— BEGIN Source data —

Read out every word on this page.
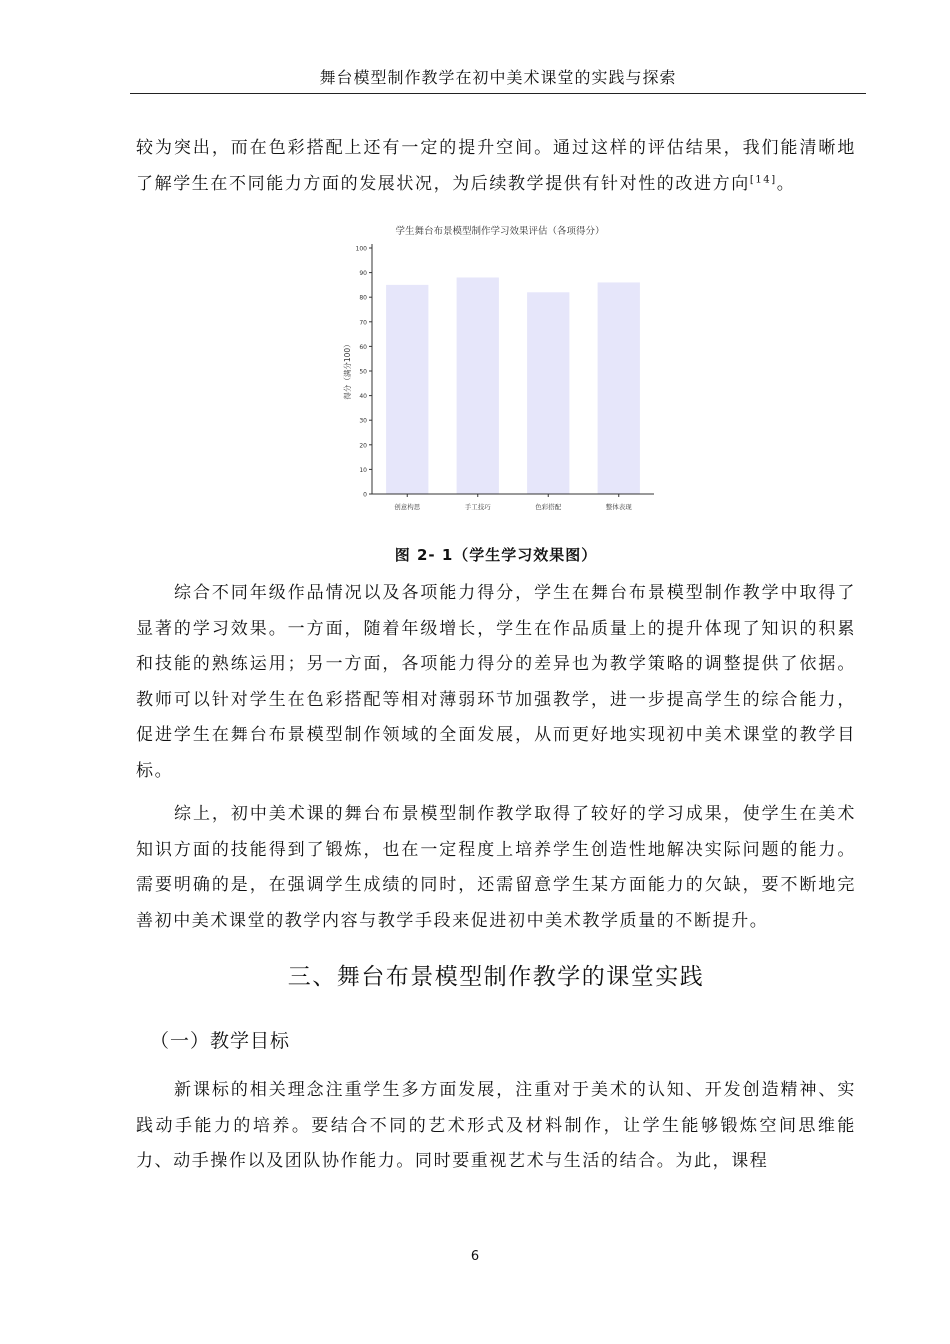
舞台模型制作教学在初中美术课堂的实践与探索

较为突出，而在色彩搭配上还有一定的提升空间。通过这样的评估结果，我们能清晰地了解学生在不同能力方面的发展状况，为后续教学提供有针对性的改进方向[14]。

学生舞台布景模型制作学习效果评估（各项得分）
得分（满分100）
0
10
20
30
40
50
60
70
80
90
100
创意构思	手工技巧	色彩搭配	整体表现
图 2- 1（学生学习效果图）

综合不同年级作品情况以及各项能力得分，学生在舞台布景模型制作教学中取得了显著的学习效果。一方面，随着年级增长，学生在作品质量上的提升体现了知识的积累和技能的熟练运用；另一方面，各项能力得分的差异也为教学策略的调整提供了依据。教师可以针对学生在色彩搭配等相对薄弱环节加强教学，进一步提高学生的综合能力，促进学生在舞台布景模型制作领域的全面发展，从而更好地实现初中美术课堂的教学目标。

综上，初中美术课的舞台布景模型制作教学取得了较好的学习成果，使学生在美术知识方面的技能得到了锻炼，也在一定程度上培养学生创造性地解决实际问题的能力。需要明确的是，在强调学生成绩的同时，还需留意学生某方面能力的欠缺，要不断地完善初中美术课堂的教学内容与教学手段来促进初中美术教学质量的不断提升。

三、舞台布景模型制作教学的课堂实践
（一）教学目标

新课标的相关理念注重学生多方面发展，注重对于美术的认知、开发创造精神、实践动手能力的培养。要结合不同的艺术形式及材料制作，让学生能够锻炼空间思维能力、动手操作以及团队协作能力。同时要重视艺术与生活的结合。为此，课程

6
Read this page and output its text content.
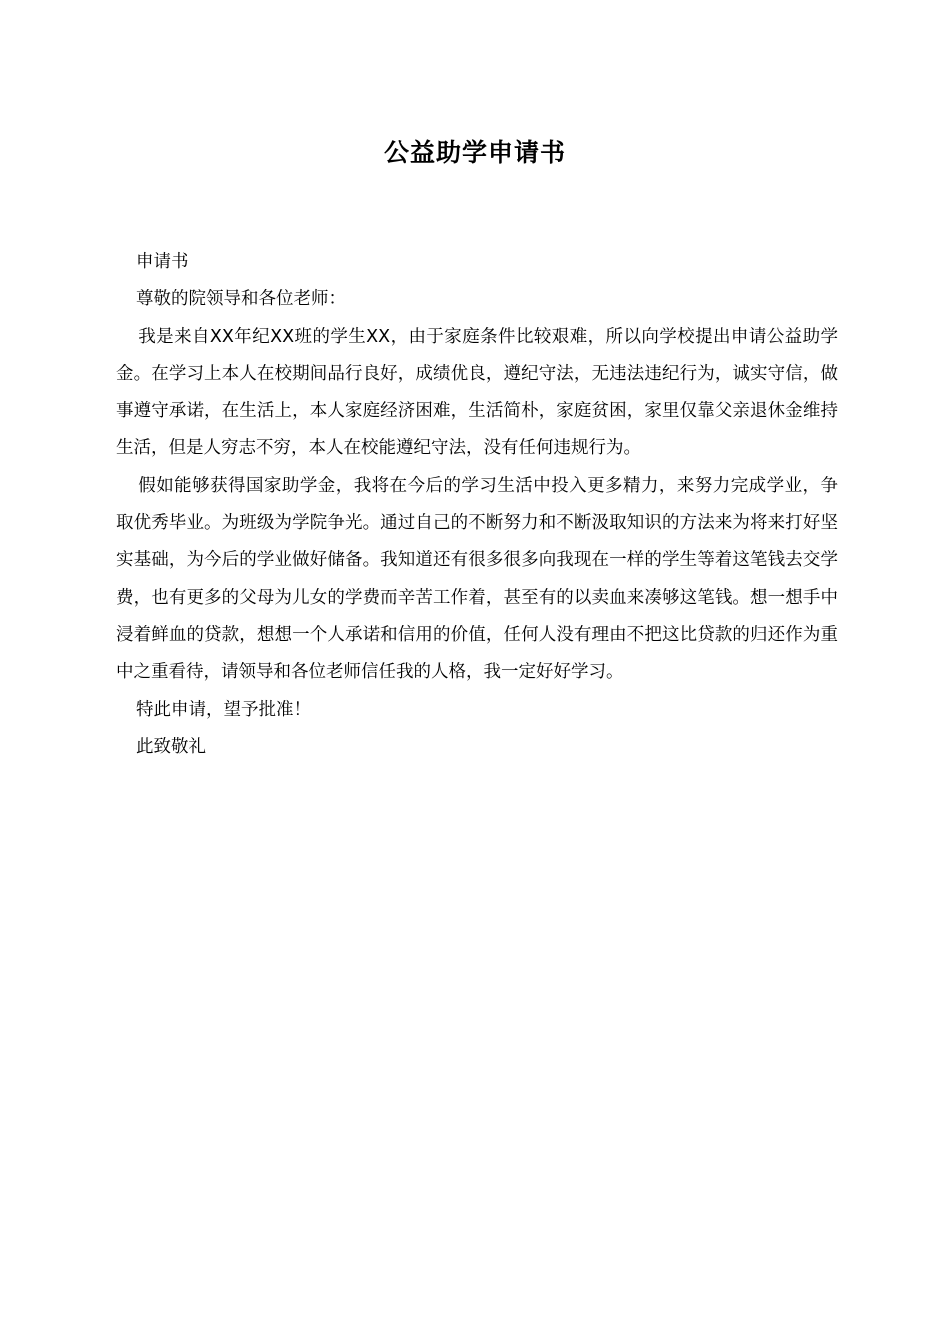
公益助学申请书

申请书

尊敬的院领导和各位老师：

我是来自XX年纪XX班的学生XX，由于家庭条件比较艰难，所以向学校提出申请公益助学金。在学习上本人在校期间品行良好，成绩优良，遵纪守法，无违法违纪行为，诚实守信，做事遵守承诺，在生活上，本人家庭经济困难，生活简朴，家庭贫困，家里仅靠父亲退休金维持生活，但是人穷志不穷，本人在校能遵纪守法，没有任何违规行为。

假如能够获得国家助学金，我将在今后的学习生活中投入更多精力，来努力完成学业，争取优秀毕业。为班级为学院争光。通过自己的不断努力和不断汲取知识的方法来为将来打好坚实基础，为今后的学业做好储备。我知道还有很多很多向我现在一样的学生等着这笔钱去交学费，也有更多的父母为儿女的学费而辛苦工作着，甚至有的以卖血来凑够这笔钱。想一想手中浸着鲜血的贷款，想想一个人承诺和信用的价值，任何人没有理由不把这比贷款的归还作为重中之重看待，请领导和各位老师信任我的人格，我一定好好学习。

特此申请，望予批准！

此致敬礼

— END Source data —

* _Exercise task_:
Pictures are to be left out; the records above must be repeated word for word.

* _Answer_:
Read out every word on this page.
舞台模型制作教学在初中美术课堂的实践与探索

较为突出，而在色彩搭配上还有一定的提升空间。通过这样的评估结果，我们能清晰地了解学生在不同能力方面的发展状况，为后续教学提供有针对性的改进方向[14]。

学生舞台布景模型制作学习效果评估（各项得分）
得分（满分100）
0
10
20
30
40
50
60
70
80
90
100
创意构思	手工技巧	色彩搭配	整体表现
图 2- 1（学生学习效果图）

综合不同年级作品情况以及各项能力得分，学生在舞台布景模型制作教学中取得了显著的学习效果。一方面，随着年级增长，学生在作品质量上的提升体现了知识的积累和技能的熟练运用；另一方面，各项能力得分的差异也为教学策略的调整提供了依据。教师可以针对学生在色彩搭配等相对薄弱环节加强教学，进一步提高学生的综合能力，促进学生在舞台布景模型制作领域的全面发展，从而更好地实现初中美术课堂的教学目标。

综上，初中美术课的舞台布景模型制作教学取得了较好的学习成果，使学生在美术知识方面的技能得到了锻炼，也在一定程度上培养学生创造性地解决实际问题的能力。需要明确的是，在强调学生成绩的同时，还需留意学生某方面能力的欠缺，要不断地完善初中美术课堂的教学内容与教学手段来促进初中美术教学质量的不断提升。

三、舞台布景模型制作教学的课堂实践
（一）教学目标

新课标的相关理念注重学生多方面发展，注重对于美术的认知、开发创造精神、实践动手能力的培养。要结合不同的艺术形式及材料制作，让学生能够锻炼空间思维能力、动手操作以及团队协作能力。同时要重视艺术与生活的结合。为此，课程

6
Read this page and output its text content.
公益助学申请书

申请书

尊敬的院领导和各位老师：

我是来自XX年纪XX班的学生XX，由于家庭条件比较艰难，所以向学校提出申请公益助学金。在学习上本人在校期间品行良好，成绩优良，遵纪守法，无违法违纪行为，诚实守信，做事遵守承诺，在生活上，本人家庭经济困难，生活简朴，家庭贫困，家里仅靠父亲退休金维持生活，但是人穷志不穷，本人在校能遵纪守法，没有任何违规行为。

假如能够获得国家助学金，我将在今后的学习生活中投入更多精力，来努力完成学业，争取优秀毕业。为班级为学院争光。通过自己的不断努力和不断汲取知识的方法来为将来打好坚实基础，为今后的学业做好储备。我知道还有很多很多向我现在一样的学生等着这笔钱去交学费，也有更多的父母为儿女的学费而辛苦工作着，甚至有的以卖血来凑够这笔钱。想一想手中浸着鲜血的贷款，想想一个人承诺和信用的价值，任何人没有理由不把这比贷款的归还作为重中之重看待，请领导和各位老师信任我的人格，我一定好好学习。

特此申请，望予批准！

此致敬礼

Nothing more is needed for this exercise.